What is asked.
Your task is to print all of the material verbatim.

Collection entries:
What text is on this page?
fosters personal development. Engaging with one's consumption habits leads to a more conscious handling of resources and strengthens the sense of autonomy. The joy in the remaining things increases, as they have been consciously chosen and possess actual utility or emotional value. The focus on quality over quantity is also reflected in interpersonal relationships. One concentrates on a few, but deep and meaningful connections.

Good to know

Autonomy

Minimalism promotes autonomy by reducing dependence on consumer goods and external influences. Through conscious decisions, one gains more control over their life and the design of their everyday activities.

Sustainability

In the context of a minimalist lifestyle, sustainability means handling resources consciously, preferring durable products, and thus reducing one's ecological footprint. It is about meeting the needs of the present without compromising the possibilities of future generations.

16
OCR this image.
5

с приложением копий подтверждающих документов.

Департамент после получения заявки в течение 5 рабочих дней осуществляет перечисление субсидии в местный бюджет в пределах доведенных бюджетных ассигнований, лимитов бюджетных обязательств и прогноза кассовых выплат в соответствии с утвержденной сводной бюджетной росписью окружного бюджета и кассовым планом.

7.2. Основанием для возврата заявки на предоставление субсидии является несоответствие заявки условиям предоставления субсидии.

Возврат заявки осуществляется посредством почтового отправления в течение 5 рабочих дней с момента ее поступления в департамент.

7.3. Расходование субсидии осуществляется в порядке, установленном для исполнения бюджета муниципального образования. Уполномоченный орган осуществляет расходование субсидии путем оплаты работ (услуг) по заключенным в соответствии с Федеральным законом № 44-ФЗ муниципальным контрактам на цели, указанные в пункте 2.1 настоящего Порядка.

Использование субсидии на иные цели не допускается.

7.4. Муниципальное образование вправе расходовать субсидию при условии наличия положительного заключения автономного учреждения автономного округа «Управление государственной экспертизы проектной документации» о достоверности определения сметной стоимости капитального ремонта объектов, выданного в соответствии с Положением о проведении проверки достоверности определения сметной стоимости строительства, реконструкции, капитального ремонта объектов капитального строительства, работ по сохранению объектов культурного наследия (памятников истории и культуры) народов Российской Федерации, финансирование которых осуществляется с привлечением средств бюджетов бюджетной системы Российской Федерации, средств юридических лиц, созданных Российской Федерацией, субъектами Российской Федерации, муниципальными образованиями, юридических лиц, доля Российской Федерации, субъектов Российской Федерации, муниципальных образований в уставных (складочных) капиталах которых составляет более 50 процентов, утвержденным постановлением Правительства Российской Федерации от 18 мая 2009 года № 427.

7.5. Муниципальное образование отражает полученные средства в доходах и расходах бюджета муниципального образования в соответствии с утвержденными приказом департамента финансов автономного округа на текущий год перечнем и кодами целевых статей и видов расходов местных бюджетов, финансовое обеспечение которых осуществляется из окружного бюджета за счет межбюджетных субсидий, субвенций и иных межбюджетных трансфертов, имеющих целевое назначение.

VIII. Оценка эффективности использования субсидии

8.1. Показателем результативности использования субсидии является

Written response.
What text is on this page?
fosters personal development. Engaging with one's consumption habits leads to a more conscious handling of resources and strengthens the sense of autonomy. The joy in the remaining things increases, as they have been consciously chosen and possess actual utility or emotional value. The focus on quality over quantity is also reflected in interpersonal relationships. One concentrates on a few, but deep and meaningful connections.

Good to know

Autonomy

Minimalism promotes autonomy by reducing dependence on consumer goods and external influences. Through conscious decisions, one gains more control over their life and the design of their everyday activities.

Sustainability

In the context of a minimalist lifestyle, sustainability means handling resources consciously, preferring durable products, and thus reducing one's ecological footprint. It is about meeting the needs of the present without compromising the possibilities of future generations.

16
OCR this image.
5

с приложением копий подтверждающих документов.

Департамент после получения заявки в течение 5 рабочих дней осуществляет перечисление субсидии в местный бюджет в пределах доведенных бюджетных ассигнований, лимитов бюджетных обязательств и прогноза кассовых выплат в соответствии с утвержденной сводной бюджетной росписью окружного бюджета и кассовым планом.

7.2. Основанием для возврата заявки на предоставление субсидии является несоответствие заявки условиям предоставления субсидии.

Возврат заявки осуществляется посредством почтового отправления в течение 5 рабочих дней с момента ее поступления в департамент.

7.3. Расходование субсидии осуществляется в порядке, установленном для исполнения бюджета муниципального образования. Уполномоченный орган осуществляет расходование субсидии путем оплаты работ (услуг) по заключенным в соответствии с Федеральным законом № 44-ФЗ муниципальным контрактам на цели, указанные в пункте 2.1 настоящего Порядка.

Использование субсидии на иные цели не допускается.

7.4. Муниципальное образование вправе расходовать субсидию при условии наличия положительного заключения автономного учреждения автономного округа «Управление государственной экспертизы проектной документации» о достоверности определения сметной стоимости капитального ремонта объектов, выданного в соответствии с Положением о проведении проверки достоверности определения сметной стоимости строительства, реконструкции, капитального ремонта объектов капитального строительства, работ по сохранению объектов культурного наследия (памятников истории и культуры) народов Российской Федерации, финансирование которых осуществляется с привлечением средств бюджетов бюджетной системы Российской Федерации, средств юридических лиц, созданных Российской Федерацией, субъектами Российской Федерации, муниципальными образованиями, юридических лиц, доля Российской Федерации, субъектов Российской Федерации, муниципальных образований в уставных (складочных) капиталах которых составляет более 50 процентов, утвержденным постановлением Правительства Российской Федерации от 18 мая 2009 года № 427.

7.5. Муниципальное образование отражает полученные средства в доходах и расходах бюджета муниципального образования в соответствии с утвержденными приказом департамента финансов автономного округа на текущий год перечнем и кодами целевых статей и видов расходов местных бюджетов, финансовое обеспечение которых осуществляется из окружного бюджета за счет межбюджетных субсидий, субвенций и иных межбюджетных трансфертов, имеющих целевое назначение.

VIII. Оценка эффективности использования субсидии

8.1. Показателем результативности использования субсидии является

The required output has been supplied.